* begin SUPPLIED MATERIAL *
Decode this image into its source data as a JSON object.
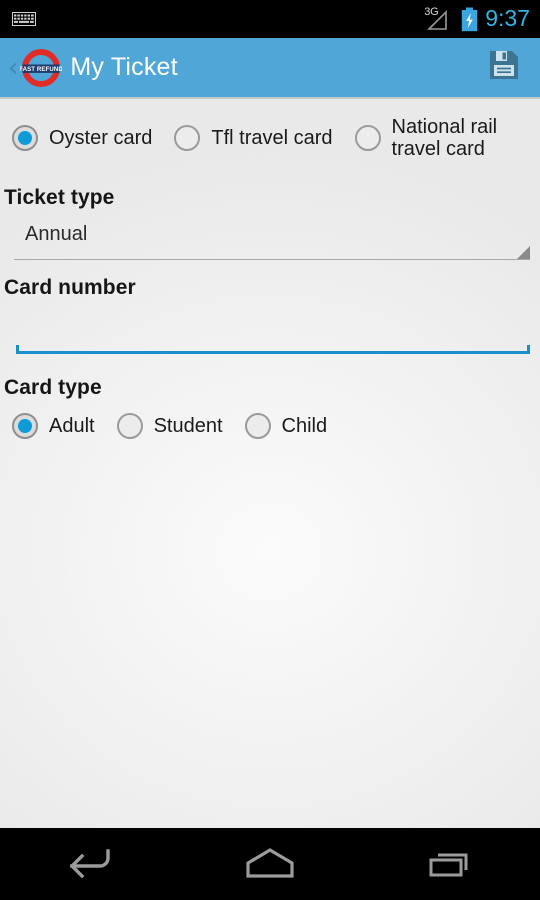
{
  "status_bar": {
    "keyboard_icon": "keyboard-icon",
    "network_label": "3G",
    "signal_icon": "signal-triangle-icon",
    "battery_icon": "battery-charging-icon",
    "time": "9:37"
  },
  "action_bar": {
    "back_icon": "back-chevron-icon",
    "back_glyph": "‹",
    "logo": {
      "name": "fast-refund-roundel-logo",
      "text": "FAST REFUND",
      "ring_color": "#e02b26",
      "bar_color": "#1c3b6e"
    },
    "title": "My Ticket",
    "save_icon": "save-floppy-icon",
    "background_color": "#50a7d7"
  },
  "form": {
    "card_source": {
      "name": "card-source-radio-group",
      "options": [
        {
          "label": "Oyster card",
          "selected": true
        },
        {
          "label": "Tfl travel card",
          "selected": false
        },
        {
          "label": "National rail travel card",
          "selected": false
        }
      ]
    },
    "ticket_type": {
      "label": "Ticket type",
      "selected_value": "Annual",
      "caret_icon": "dropdown-caret-icon"
    },
    "card_number": {
      "label": "Card number",
      "value": "",
      "placeholder": ""
    },
    "card_type": {
      "label": "Card type",
      "options": [
        {
          "label": "Adult",
          "selected": true
        },
        {
          "label": "Student",
          "selected": false
        },
        {
          "label": "Child",
          "selected": false
        }
      ]
    }
  },
  "nav_bar": {
    "back_icon": "nav-back-icon",
    "home_icon": "nav-home-icon",
    "recents_icon": "nav-recents-icon"
  },
  "colors": {
    "accent_blue": "#0f9bd7",
    "action_bar": "#50a7d7",
    "clock_blue": "#34b4e4",
    "underline_blue": "#1a8fc9"
  }
}
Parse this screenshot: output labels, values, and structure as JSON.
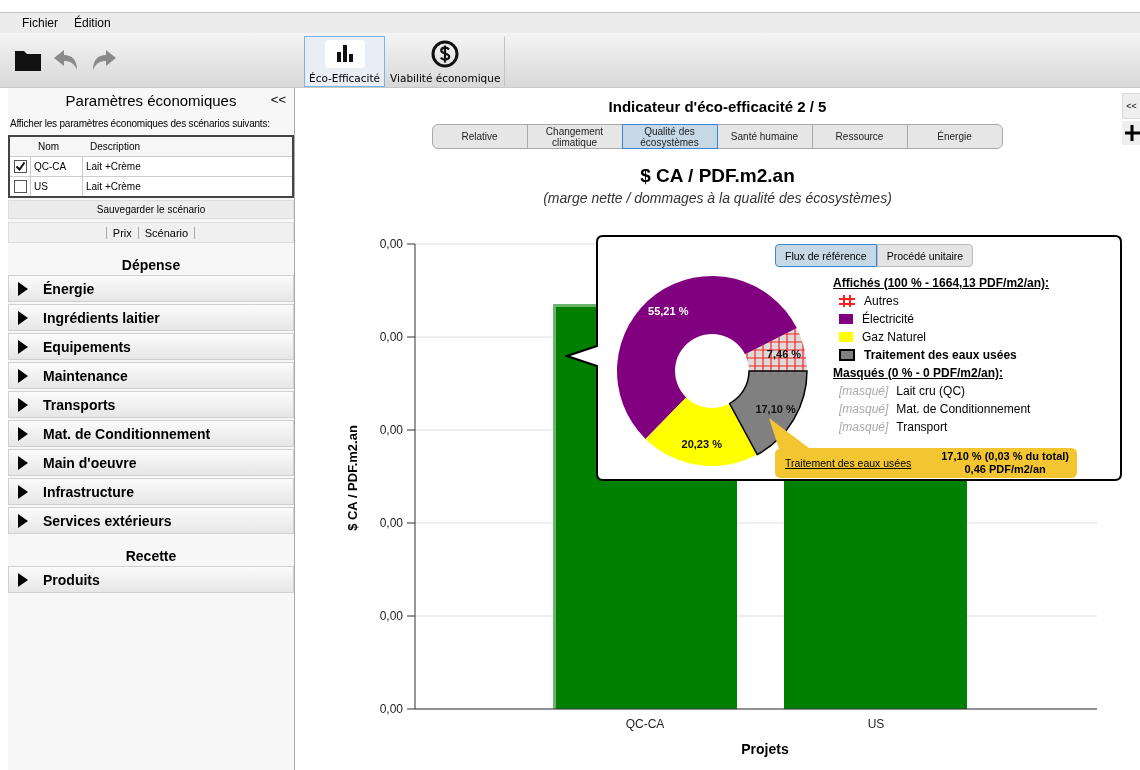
{
  "menu": [
    {
      "label": "Fichier"
    },
    {
      "label": "Édition"
    }
  ],
  "toolbar": {
    "actions": [
      {
        "kind": "open",
        "disabled": false
      },
      {
        "kind": "undo",
        "disabled": true
      },
      {
        "kind": "redo",
        "disabled": true
      }
    ],
    "modules": [
      {
        "kind": "chart",
        "label": "Éco-Efficacité",
        "selected": true
      },
      {
        "kind": "dollar",
        "label": "Viabilité économique",
        "selected": false
      }
    ]
  },
  "sidebar": {
    "title": "Paramètres économiques",
    "collapse": "<<",
    "hint": "Afficher les paramètres économiques des scénarios suivants:",
    "table": {
      "columns": [
        "Nom",
        "Description"
      ],
      "rows": [
        {
          "checked": true,
          "name": "QC-CA",
          "description": "Lait +Crème"
        },
        {
          "checked": false,
          "name": "US",
          "description": "Lait +Crème"
        }
      ]
    },
    "save_button": "Sauvegarder le scénario",
    "subtabs": [
      {
        "label": "Prix"
      },
      {
        "label": "Scénario"
      }
    ],
    "sections": [
      {
        "title": "Dépense",
        "items": [
          {
            "label": "Énergie",
            "expanded": false
          },
          {
            "label": "Ingrédients laitier",
            "expanded": false
          },
          {
            "label": "Equipements",
            "expanded": false
          },
          {
            "label": "Maintenance",
            "expanded": false
          },
          {
            "label": "Transports",
            "expanded": false
          },
          {
            "label": "Mat. de Conditionnement",
            "expanded": false
          },
          {
            "label": "Main d'oeuvre",
            "expanded": false
          },
          {
            "label": "Infrastructure",
            "expanded": false
          },
          {
            "label": "Services extérieurs",
            "expanded": false
          }
        ]
      },
      {
        "title": "Recette",
        "items": [
          {
            "label": "Produits",
            "expanded": false
          }
        ]
      }
    ]
  },
  "main": {
    "title": "Indicateur d'éco-efficacité 2 / 5",
    "tabs": [
      {
        "label": "Relative",
        "selected": false
      },
      {
        "label": "Changement climatique",
        "selected": false
      },
      {
        "label": "Qualité des écosystèmes",
        "selected": true
      },
      {
        "label": "Santé humaine",
        "selected": false
      },
      {
        "label": "Ressource",
        "selected": false
      },
      {
        "label": "Énergie",
        "selected": false
      }
    ],
    "chart_title": "$ CA / PDF.m2.an",
    "chart_subtitle": "(marge nette / dommages à la qualité des écosystèmes)",
    "bar_chart": {
      "ylabel": "$ CA / PDF.m2.an",
      "xlabel": "Projets",
      "ytick_labels": [
        "0,00",
        "0,00",
        "0,00",
        "0,00",
        "0,00",
        "0,00"
      ],
      "categories": [
        "QC-CA",
        "US"
      ]
    },
    "popup": {
      "modes": [
        {
          "label": "Flux de référence",
          "selected": true
        },
        {
          "label": "Procédé unitaire",
          "selected": false
        }
      ],
      "chart_data": {
        "type": "donut",
        "categories": [
          "Autres",
          "Électricité",
          "Gaz Naturel",
          "Traitement des eaux usées"
        ],
        "values": [
          7.46,
          55.21,
          20.23,
          17.1
        ],
        "value_labels": [
          "7,46 %",
          "55,21 %",
          "20,23 %",
          "17,10 %"
        ]
      },
      "shown_heading": "Affichés (100 % - 1664,13 PDF/m2/an):",
      "legend": [
        {
          "color": "#ff2020",
          "kind": "hatch",
          "selected": false
        },
        {
          "color": "#800080",
          "kind": "solid",
          "selected": false
        },
        {
          "color": "#ffff00",
          "kind": "solid",
          "selected": false
        },
        {
          "color": "#808080",
          "kind": "solid",
          "selected": true
        }
      ],
      "hidden_heading": "Masqués (0 % - 0 PDF/m2/an):",
      "hidden": [
        {
          "tag": "[masqué]",
          "label": "Lait cru (QC)"
        },
        {
          "tag": "[masqué]",
          "label": "Mat. de Conditionnement"
        },
        {
          "tag": "[masqué]",
          "label": "Transport"
        }
      ],
      "tooltip": {
        "name": "Traitement des eaux usées",
        "line_1": "17,10 % (0,03 % du total)",
        "line_2": "0,46 PDF/m2/an"
      }
    }
  },
  "edge_buttons": {
    "collapse": "<<"
  }
}
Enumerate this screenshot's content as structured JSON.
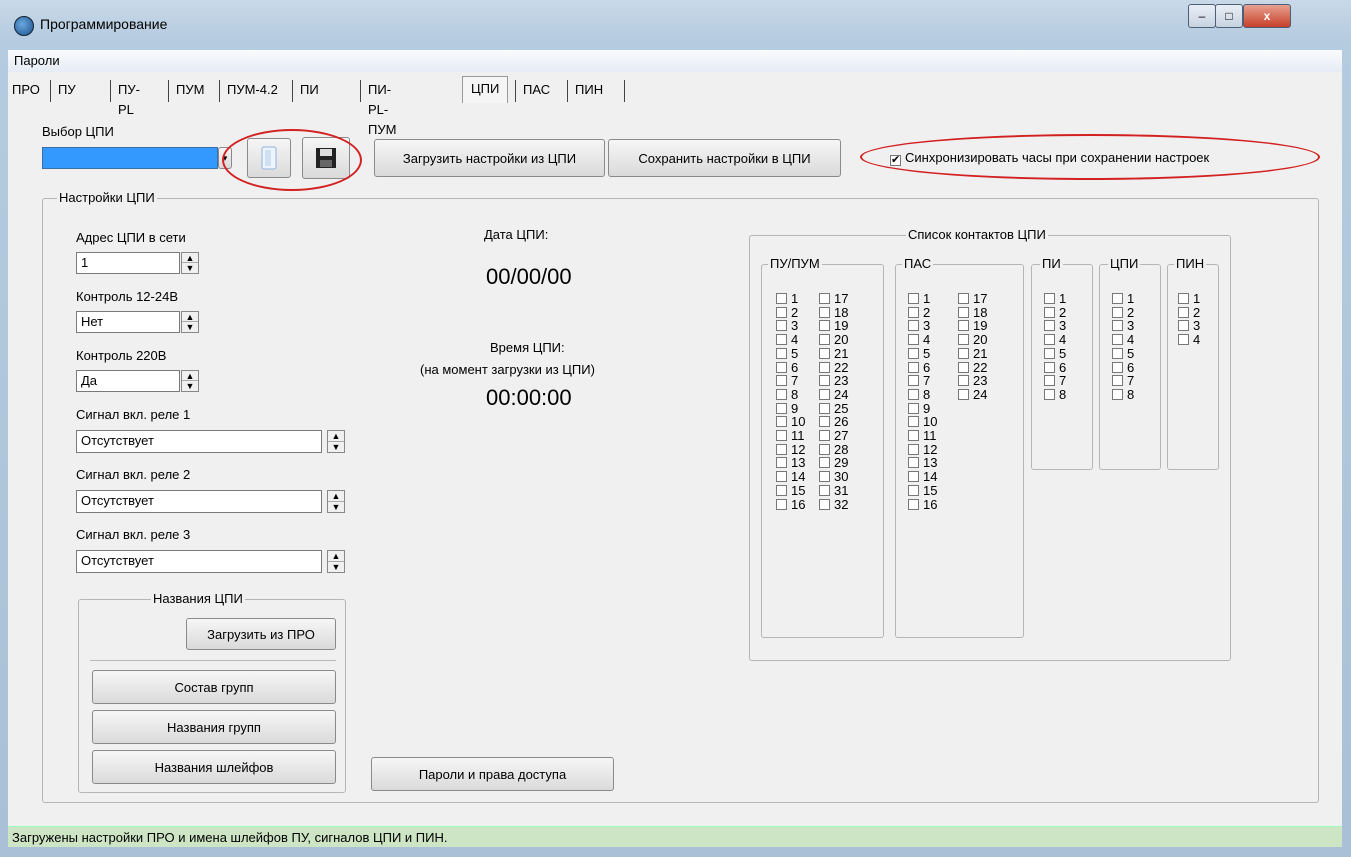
* end SUPPLIED MATERIAL *
> _EXERCISE INSTRUCTIONS_
Quote the entries above word for word. Leave the images out.

> _EXPECTED ANSWER_
Decode this image into its source data as a JSON object.
{
  "status_bar": {
    "keyboard_icon": "keyboard-icon",
    "network_label": "3G",
    "signal_icon": "signal-triangle-icon",
    "battery_icon": "battery-charging-icon",
    "time": "9:37"
  },
  "action_bar": {
    "back_icon": "back-chevron-icon",
    "back_glyph": "‹",
    "logo": {
      "name": "fast-refund-roundel-logo",
      "text": "FAST REFUND",
      "ring_color": "#e02b26",
      "bar_color": "#1c3b6e"
    },
    "title": "My Ticket",
    "save_icon": "save-floppy-icon",
    "background_color": "#50a7d7"
  },
  "form": {
    "card_source": {
      "name": "card-source-radio-group",
      "options": [
        {
          "label": "Oyster card",
          "selected": true
        },
        {
          "label": "Tfl travel card",
          "selected": false
        },
        {
          "label": "National rail travel card",
          "selected": false
        }
      ]
    },
    "ticket_type": {
      "label": "Ticket type",
      "selected_value": "Annual",
      "caret_icon": "dropdown-caret-icon"
    },
    "card_number": {
      "label": "Card number",
      "value": "",
      "placeholder": ""
    },
    "card_type": {
      "label": "Card type",
      "options": [
        {
          "label": "Adult",
          "selected": true
        },
        {
          "label": "Student",
          "selected": false
        },
        {
          "label": "Child",
          "selected": false
        }
      ]
    }
  },
  "nav_bar": {
    "back_icon": "nav-back-icon",
    "home_icon": "nav-home-icon",
    "recents_icon": "nav-recents-icon"
  },
  "colors": {
    "accent_blue": "#0f9bd7",
    "action_bar": "#50a7d7",
    "clock_blue": "#34b4e4",
    "underline_blue": "#1a8fc9"
  }
}
Parse this screenshot: output labels, values, and structure as JSON.
{
  "menu": [
    {
      "label": "Fichier"
    },
    {
      "label": "Édition"
    }
  ],
  "toolbar": {
    "actions": [
      {
        "kind": "open",
        "disabled": false
      },
      {
        "kind": "undo",
        "disabled": true
      },
      {
        "kind": "redo",
        "disabled": true
      }
    ],
    "modules": [
      {
        "kind": "chart",
        "label": "Éco-Efficacité",
        "selected": true
      },
      {
        "kind": "dollar",
        "label": "Viabilité économique",
        "selected": false
      }
    ]
  },
  "sidebar": {
    "title": "Paramètres économiques",
    "collapse": "<<",
    "hint": "Afficher les paramètres économiques des scénarios suivants:",
    "table": {
      "columns": [
        "Nom",
        "Description"
      ],
      "rows": [
        {
          "checked": true,
          "name": "QC-CA",
          "description": "Lait +Crème"
        },
        {
          "checked": false,
          "name": "US",
          "description": "Lait +Crème"
        }
      ]
    },
    "save_button": "Sauvegarder le scénario",
    "subtabs": [
      {
        "label": "Prix"
      },
      {
        "label": "Scénario"
      }
    ],
    "sections": [
      {
        "title": "Dépense",
        "items": [
          {
            "label": "Énergie",
            "expanded": false
          },
          {
            "label": "Ingrédients laitier",
            "expanded": false
          },
          {
            "label": "Equipements",
            "expanded": false
          },
          {
            "label": "Maintenance",
            "expanded": false
          },
          {
            "label": "Transports",
            "expanded": false
          },
          {
            "label": "Mat. de Conditionnement",
            "expanded": false
          },
          {
            "label": "Main d'oeuvre",
            "expanded": false
          },
          {
            "label": "Infrastructure",
            "expanded": false
          },
          {
            "label": "Services extérieurs",
            "expanded": false
          }
        ]
      },
      {
        "title": "Recette",
        "items": [
          {
            "label": "Produits",
            "expanded": false
          }
        ]
      }
    ]
  },
  "main": {
    "title": "Indicateur d'éco-efficacité 2 / 5",
    "tabs": [
      {
        "label": "Relative",
        "selected": false
      },
      {
        "label": "Changement climatique",
        "selected": false
      },
      {
        "label": "Qualité des écosystèmes",
        "selected": true
      },
      {
        "label": "Santé humaine",
        "selected": false
      },
      {
        "label": "Ressource",
        "selected": false
      },
      {
        "label": "Énergie",
        "selected": false
      }
    ],
    "chart_title": "$ CA / PDF.m2.an",
    "chart_subtitle": "(marge nette / dommages à la qualité des écosystèmes)",
    "bar_chart": {
      "ylabel": "$ CA / PDF.m2.an",
      "xlabel": "Projets",
      "ytick_labels": [
        "0,00",
        "0,00",
        "0,00",
        "0,00",
        "0,00",
        "0,00"
      ],
      "categories": [
        "QC-CA",
        "US"
      ]
    },
    "popup": {
      "modes": [
        {
          "label": "Flux de référence",
          "selected": true
        },
        {
          "label": "Procédé unitaire",
          "selected": false
        }
      ],
      "chart_data": {
        "type": "donut",
        "categories": [
          "Autres",
          "Électricité",
          "Gaz Naturel",
          "Traitement des eaux usées"
        ],
        "values": [
          7.46,
          55.21,
          20.23,
          17.1
        ],
        "value_labels": [
          "7,46 %",
          "55,21 %",
          "20,23 %",
          "17,10 %"
        ]
      },
      "shown_heading": "Affichés (100 % - 1664,13 PDF/m2/an):",
      "legend": [
        {
          "color": "#ff2020",
          "kind": "hatch",
          "selected": false
        },
        {
          "color": "#800080",
          "kind": "solid",
          "selected": false
        },
        {
          "color": "#ffff00",
          "kind": "solid",
          "selected": false
        },
        {
          "color": "#808080",
          "kind": "solid",
          "selected": true
        }
      ],
      "hidden_heading": "Masqués (0 % - 0 PDF/m2/an):",
      "hidden": [
        {
          "tag": "[masqué]",
          "label": "Lait cru (QC)"
        },
        {
          "tag": "[masqué]",
          "label": "Mat. de Conditionnement"
        },
        {
          "tag": "[masqué]",
          "label": "Transport"
        }
      ],
      "tooltip": {
        "name": "Traitement des eaux usées",
        "line_1": "17,10 % (0,03 % du total)",
        "line_2": "0,46 PDF/m2/an"
      }
    }
  },
  "edge_buttons": {
    "collapse": "<<"
  }
}
Enumerate this screenshot's content as structured JSON.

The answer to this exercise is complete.